DATA SUPPLIED>
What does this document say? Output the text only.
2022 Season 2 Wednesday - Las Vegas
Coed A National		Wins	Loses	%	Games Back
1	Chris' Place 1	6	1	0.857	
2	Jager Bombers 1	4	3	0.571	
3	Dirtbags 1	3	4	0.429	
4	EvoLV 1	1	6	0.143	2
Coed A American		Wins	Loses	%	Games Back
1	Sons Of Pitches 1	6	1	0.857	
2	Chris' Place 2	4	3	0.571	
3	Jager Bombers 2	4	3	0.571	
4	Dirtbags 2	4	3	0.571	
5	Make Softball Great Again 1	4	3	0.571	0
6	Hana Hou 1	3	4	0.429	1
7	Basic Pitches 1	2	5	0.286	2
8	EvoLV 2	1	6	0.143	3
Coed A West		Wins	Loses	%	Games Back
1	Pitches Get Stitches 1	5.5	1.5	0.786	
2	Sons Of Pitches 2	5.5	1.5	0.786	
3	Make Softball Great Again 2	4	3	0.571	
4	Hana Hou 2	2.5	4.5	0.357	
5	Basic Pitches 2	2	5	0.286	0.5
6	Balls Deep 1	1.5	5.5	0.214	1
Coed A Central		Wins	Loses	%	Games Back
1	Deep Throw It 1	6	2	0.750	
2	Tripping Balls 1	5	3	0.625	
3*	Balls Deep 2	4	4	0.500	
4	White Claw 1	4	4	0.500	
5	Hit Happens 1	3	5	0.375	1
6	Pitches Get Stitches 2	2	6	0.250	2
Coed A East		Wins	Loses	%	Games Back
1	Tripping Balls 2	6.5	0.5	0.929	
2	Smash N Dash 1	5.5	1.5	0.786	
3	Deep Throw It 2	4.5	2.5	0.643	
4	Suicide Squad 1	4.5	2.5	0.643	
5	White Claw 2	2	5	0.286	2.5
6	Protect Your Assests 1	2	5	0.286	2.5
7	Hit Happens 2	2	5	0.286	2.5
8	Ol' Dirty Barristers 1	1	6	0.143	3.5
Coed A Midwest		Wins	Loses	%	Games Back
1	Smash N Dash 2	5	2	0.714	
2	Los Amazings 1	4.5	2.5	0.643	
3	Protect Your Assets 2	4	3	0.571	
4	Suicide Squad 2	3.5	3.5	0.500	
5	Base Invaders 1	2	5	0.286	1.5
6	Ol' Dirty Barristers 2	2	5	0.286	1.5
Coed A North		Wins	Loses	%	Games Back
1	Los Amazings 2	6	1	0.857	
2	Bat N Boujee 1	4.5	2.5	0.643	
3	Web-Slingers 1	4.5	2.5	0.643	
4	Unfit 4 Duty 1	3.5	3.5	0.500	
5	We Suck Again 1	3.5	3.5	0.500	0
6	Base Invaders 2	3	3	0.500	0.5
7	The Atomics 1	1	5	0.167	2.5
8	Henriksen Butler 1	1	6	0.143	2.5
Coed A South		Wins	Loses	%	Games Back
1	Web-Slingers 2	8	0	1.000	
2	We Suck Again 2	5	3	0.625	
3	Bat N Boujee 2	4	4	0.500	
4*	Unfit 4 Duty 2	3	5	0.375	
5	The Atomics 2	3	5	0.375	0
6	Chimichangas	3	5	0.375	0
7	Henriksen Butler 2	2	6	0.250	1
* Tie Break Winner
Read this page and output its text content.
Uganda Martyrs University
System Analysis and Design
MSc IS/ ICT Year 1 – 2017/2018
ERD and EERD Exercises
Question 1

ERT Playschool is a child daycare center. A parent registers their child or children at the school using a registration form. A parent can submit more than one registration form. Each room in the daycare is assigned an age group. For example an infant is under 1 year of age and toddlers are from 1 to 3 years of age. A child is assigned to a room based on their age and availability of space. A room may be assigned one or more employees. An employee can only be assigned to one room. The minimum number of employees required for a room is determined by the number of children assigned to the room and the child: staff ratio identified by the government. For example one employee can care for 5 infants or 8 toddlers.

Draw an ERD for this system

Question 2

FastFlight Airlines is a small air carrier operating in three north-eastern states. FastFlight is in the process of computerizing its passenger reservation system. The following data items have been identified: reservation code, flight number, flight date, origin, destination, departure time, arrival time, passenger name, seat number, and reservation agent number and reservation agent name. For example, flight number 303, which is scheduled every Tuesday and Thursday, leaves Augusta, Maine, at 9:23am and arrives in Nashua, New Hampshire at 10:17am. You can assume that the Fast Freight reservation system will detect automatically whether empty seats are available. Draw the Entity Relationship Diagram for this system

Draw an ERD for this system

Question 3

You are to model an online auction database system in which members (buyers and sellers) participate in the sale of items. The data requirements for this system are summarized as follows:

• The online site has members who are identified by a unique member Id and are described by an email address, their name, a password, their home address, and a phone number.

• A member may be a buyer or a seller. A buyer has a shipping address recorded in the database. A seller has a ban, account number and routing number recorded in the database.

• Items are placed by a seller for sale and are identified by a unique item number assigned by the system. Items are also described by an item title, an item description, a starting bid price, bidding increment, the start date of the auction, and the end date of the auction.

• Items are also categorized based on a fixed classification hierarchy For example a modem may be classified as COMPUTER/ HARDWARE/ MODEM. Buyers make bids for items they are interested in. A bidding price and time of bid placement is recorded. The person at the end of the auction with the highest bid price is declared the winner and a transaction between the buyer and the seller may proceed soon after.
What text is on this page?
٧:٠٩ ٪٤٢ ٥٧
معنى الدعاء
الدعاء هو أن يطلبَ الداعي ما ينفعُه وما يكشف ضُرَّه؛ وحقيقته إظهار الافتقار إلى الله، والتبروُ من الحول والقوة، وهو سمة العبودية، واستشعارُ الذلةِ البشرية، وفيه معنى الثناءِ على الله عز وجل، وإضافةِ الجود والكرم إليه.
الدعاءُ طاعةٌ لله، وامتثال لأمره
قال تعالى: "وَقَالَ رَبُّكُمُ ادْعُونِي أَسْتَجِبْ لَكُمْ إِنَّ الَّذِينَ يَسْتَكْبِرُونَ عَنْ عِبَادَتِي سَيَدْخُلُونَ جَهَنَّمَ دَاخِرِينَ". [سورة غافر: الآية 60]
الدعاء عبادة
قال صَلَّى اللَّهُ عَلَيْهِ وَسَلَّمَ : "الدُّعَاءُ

WRITTEN EXERCISE> Copy out every line from the one containing "What text is on this page?" to the end of the material, both ends included.

FINISHED ANSWER>
What text is on this page?
٧:٠٩ ٪٤٢ ٥٧
معنى الدعاء
الدعاء هو أن يطلبَ الداعي ما ينفعُه وما يكشف ضُرَّه؛ وحقيقته إظهار الافتقار إلى الله، والتبروُ من الحول والقوة، وهو سمة العبودية، واستشعارُ الذلةِ البشرية، وفيه معنى الثناءِ على الله عز وجل، وإضافةِ الجود والكرم إليه.
الدعاءُ طاعةٌ لله، وامتثال لأمره
قال تعالى: "وَقَالَ رَبُّكُمُ ادْعُونِي أَسْتَجِبْ لَكُمْ إِنَّ الَّذِينَ يَسْتَكْبِرُونَ عَنْ عِبَادَتِي سَيَدْخُلُونَ جَهَنَّمَ دَاخِرِينَ". [سورة غافر: الآية 60]
الدعاء عبادة
قال صَلَّى اللَّهُ عَلَيْهِ وَسَلَّمَ : "الدُّعَاءُ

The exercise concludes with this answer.